[Records that describe figures]
'''

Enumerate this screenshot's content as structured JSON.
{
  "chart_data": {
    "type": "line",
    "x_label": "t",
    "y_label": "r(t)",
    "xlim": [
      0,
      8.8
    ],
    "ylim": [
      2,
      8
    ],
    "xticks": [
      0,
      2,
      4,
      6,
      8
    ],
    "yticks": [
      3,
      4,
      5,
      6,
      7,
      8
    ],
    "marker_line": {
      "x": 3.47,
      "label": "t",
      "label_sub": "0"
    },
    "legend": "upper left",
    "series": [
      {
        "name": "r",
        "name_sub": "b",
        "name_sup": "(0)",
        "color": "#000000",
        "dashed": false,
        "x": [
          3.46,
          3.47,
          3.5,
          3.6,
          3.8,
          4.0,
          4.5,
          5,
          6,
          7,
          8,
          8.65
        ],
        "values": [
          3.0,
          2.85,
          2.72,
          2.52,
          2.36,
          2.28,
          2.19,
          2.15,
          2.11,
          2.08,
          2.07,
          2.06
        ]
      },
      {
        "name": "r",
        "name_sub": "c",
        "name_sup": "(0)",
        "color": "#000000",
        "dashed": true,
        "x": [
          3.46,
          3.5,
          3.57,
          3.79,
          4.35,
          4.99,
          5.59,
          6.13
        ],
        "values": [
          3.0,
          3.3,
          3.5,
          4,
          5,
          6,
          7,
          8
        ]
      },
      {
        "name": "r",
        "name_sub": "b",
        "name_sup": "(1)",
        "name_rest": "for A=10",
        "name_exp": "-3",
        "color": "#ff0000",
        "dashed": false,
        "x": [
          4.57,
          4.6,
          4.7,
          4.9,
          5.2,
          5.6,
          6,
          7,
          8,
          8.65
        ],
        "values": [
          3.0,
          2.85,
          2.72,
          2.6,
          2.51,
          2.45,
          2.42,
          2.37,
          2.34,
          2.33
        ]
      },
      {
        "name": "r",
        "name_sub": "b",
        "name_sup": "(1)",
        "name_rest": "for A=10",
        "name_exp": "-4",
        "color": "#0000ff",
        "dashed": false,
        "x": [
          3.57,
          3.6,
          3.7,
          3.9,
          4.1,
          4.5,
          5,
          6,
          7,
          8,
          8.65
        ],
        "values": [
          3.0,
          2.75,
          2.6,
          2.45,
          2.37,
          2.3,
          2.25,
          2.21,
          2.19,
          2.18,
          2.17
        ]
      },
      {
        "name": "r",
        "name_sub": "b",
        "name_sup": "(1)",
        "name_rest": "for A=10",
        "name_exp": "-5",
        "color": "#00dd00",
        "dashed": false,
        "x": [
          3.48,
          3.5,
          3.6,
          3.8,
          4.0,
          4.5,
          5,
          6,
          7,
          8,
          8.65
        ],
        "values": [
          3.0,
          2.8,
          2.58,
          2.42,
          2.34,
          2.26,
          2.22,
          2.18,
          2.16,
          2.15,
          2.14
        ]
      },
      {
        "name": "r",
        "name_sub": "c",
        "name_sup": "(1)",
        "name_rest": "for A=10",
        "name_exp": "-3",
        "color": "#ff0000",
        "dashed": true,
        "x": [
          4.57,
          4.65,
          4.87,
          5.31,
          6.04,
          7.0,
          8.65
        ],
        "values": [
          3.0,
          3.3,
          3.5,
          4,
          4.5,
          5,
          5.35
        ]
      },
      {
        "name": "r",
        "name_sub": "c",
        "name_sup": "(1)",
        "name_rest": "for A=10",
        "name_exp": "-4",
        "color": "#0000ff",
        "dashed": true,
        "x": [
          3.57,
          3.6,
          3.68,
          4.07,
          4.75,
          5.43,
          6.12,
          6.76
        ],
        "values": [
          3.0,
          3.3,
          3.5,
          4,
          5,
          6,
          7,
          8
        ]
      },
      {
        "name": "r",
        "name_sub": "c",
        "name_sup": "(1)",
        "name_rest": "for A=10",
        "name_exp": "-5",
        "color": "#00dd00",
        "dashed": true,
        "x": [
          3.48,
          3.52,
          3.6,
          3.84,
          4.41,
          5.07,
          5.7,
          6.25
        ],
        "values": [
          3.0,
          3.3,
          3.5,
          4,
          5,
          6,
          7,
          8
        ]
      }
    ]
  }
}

'''

Brief: Repeat the whole listing exactly, keeping every line intact.

Exercise result:
Enumerate this screenshot's content as structured JSON.
{
  "chart_data": {
    "type": "line",
    "x_label": "t",
    "y_label": "r(t)",
    "xlim": [
      0,
      8.8
    ],
    "ylim": [
      2,
      8
    ],
    "xticks": [
      0,
      2,
      4,
      6,
      8
    ],
    "yticks": [
      3,
      4,
      5,
      6,
      7,
      8
    ],
    "marker_line": {
      "x": 3.47,
      "label": "t",
      "label_sub": "0"
    },
    "legend": "upper left",
    "series": [
      {
        "name": "r",
        "name_sub": "b",
        "name_sup": "(0)",
        "color": "#000000",
        "dashed": false,
        "x": [
          3.46,
          3.47,
          3.5,
          3.6,
          3.8,
          4.0,
          4.5,
          5,
          6,
          7,
          8,
          8.65
        ],
        "values": [
          3.0,
          2.85,
          2.72,
          2.52,
          2.36,
          2.28,
          2.19,
          2.15,
          2.11,
          2.08,
          2.07,
          2.06
        ]
      },
      {
        "name": "r",
        "name_sub": "c",
        "name_sup": "(0)",
        "color": "#000000",
        "dashed": true,
        "x": [
          3.46,
          3.5,
          3.57,
          3.79,
          4.35,
          4.99,
          5.59,
          6.13
        ],
        "values": [
          3.0,
          3.3,
          3.5,
          4,
          5,
          6,
          7,
          8
        ]
      },
      {
        "name": "r",
        "name_sub": "b",
        "name_sup": "(1)",
        "name_rest": "for A=10",
        "name_exp": "-3",
        "color": "#ff0000",
        "dashed": false,
        "x": [
          4.57,
          4.6,
          4.7,
          4.9,
          5.2,
          5.6,
          6,
          7,
          8,
          8.65
        ],
        "values": [
          3.0,
          2.85,
          2.72,
          2.6,
          2.51,
          2.45,
          2.42,
          2.37,
          2.34,
          2.33
        ]
      },
      {
        "name": "r",
        "name_sub": "b",
        "name_sup": "(1)",
        "name_rest": "for A=10",
        "name_exp": "-4",
        "color": "#0000ff",
        "dashed": false,
        "x": [
          3.57,
          3.6,
          3.7,
          3.9,
          4.1,
          4.5,
          5,
          6,
          7,
          8,
          8.65
        ],
        "values": [
          3.0,
          2.75,
          2.6,
          2.45,
          2.37,
          2.3,
          2.25,
          2.21,
          2.19,
          2.18,
          2.17
        ]
      },
      {
        "name": "r",
        "name_sub": "b",
        "name_sup": "(1)",
        "name_rest": "for A=10",
        "name_exp": "-5",
        "color": "#00dd00",
        "dashed": false,
        "x": [
          3.48,
          3.5,
          3.6,
          3.8,
          4.0,
          4.5,
          5,
          6,
          7,
          8,
          8.65
        ],
        "values": [
          3.0,
          2.8,
          2.58,
          2.42,
          2.34,
          2.26,
          2.22,
          2.18,
          2.16,
          2.15,
          2.14
        ]
      },
      {
        "name": "r",
        "name_sub": "c",
        "name_sup": "(1)",
        "name_rest": "for A=10",
        "name_exp": "-3",
        "color": "#ff0000",
        "dashed": true,
        "x": [
          4.57,
          4.65,
          4.87,
          5.31,
          6.04,
          7.0,
          8.65
        ],
        "values": [
          3.0,
          3.3,
          3.5,
          4,
          4.5,
          5,
          5.35
        ]
      },
      {
        "name": "r",
        "name_sub": "c",
        "name_sup": "(1)",
        "name_rest": "for A=10",
        "name_exp": "-4",
        "color": "#0000ff",
        "dashed": true,
        "x": [
          3.57,
          3.6,
          3.68,
          4.07,
          4.75,
          5.43,
          6.12,
          6.76
        ],
        "values": [
          3.0,
          3.3,
          3.5,
          4,
          5,
          6,
          7,
          8
        ]
      },
      {
        "name": "r",
        "name_sub": "c",
        "name_sup": "(1)",
        "name_rest": "for A=10",
        "name_exp": "-5",
        "color": "#00dd00",
        "dashed": true,
        "x": [
          3.48,
          3.52,
          3.6,
          3.84,
          4.41,
          5.07,
          5.7,
          6.25
        ],
        "values": [
          3.0,
          3.3,
          3.5,
          4,
          5,
          6,
          7,
          8
        ]
      }
    ]
  }
}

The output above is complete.